What you will do:
Count the lines in the material below that contain the word "shaft", and give only the number.

Exercise input:

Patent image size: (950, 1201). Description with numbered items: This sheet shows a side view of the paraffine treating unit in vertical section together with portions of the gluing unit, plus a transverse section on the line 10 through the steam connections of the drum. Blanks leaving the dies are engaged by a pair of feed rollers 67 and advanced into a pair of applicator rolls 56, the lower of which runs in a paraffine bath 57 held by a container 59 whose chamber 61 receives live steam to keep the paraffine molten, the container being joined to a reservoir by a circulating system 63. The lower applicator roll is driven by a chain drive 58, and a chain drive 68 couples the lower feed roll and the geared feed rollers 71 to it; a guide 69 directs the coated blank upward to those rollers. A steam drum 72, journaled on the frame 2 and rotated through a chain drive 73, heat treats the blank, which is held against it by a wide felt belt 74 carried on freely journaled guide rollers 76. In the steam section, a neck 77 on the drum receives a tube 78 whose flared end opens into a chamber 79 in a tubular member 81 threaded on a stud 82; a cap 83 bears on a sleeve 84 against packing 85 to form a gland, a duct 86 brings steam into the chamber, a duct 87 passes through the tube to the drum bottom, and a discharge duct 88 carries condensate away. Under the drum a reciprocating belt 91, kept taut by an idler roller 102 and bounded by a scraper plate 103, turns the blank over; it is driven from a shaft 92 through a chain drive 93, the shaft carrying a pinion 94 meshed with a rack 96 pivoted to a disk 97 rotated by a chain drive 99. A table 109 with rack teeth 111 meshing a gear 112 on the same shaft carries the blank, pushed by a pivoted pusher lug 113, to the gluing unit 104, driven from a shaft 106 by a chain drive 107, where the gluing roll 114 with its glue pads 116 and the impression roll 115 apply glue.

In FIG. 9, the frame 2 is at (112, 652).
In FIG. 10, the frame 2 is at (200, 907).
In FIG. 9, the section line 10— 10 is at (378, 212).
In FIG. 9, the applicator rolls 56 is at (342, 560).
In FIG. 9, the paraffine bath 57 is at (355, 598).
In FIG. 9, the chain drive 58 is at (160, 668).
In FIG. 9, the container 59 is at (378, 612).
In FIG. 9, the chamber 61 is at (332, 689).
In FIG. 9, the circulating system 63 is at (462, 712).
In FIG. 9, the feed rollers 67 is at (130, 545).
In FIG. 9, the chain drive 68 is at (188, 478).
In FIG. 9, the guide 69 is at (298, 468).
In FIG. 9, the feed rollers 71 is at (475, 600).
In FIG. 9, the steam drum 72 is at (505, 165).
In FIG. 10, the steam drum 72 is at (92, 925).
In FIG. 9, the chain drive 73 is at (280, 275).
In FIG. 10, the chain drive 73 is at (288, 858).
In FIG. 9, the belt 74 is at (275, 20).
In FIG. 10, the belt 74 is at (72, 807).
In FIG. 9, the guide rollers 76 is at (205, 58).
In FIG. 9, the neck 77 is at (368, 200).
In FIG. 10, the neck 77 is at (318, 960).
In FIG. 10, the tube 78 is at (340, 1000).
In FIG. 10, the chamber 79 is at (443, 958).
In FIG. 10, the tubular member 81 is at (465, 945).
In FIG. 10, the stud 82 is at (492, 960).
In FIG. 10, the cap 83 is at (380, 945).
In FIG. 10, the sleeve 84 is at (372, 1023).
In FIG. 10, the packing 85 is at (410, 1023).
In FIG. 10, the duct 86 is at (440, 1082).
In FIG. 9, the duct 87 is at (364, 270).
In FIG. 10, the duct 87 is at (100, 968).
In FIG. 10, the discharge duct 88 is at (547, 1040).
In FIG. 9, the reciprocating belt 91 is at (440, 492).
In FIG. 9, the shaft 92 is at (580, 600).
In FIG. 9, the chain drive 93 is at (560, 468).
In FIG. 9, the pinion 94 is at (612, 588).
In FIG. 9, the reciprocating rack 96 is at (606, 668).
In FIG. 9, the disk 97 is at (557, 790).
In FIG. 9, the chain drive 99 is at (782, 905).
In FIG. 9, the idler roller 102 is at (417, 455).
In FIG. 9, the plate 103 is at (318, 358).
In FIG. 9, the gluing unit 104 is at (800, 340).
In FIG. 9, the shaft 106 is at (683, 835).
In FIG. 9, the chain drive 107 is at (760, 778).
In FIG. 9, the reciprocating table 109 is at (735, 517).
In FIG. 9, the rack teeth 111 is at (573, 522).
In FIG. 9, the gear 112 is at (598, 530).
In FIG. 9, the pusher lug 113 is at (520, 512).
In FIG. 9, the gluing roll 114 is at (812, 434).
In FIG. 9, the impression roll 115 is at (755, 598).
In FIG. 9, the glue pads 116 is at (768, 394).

Completed task:
3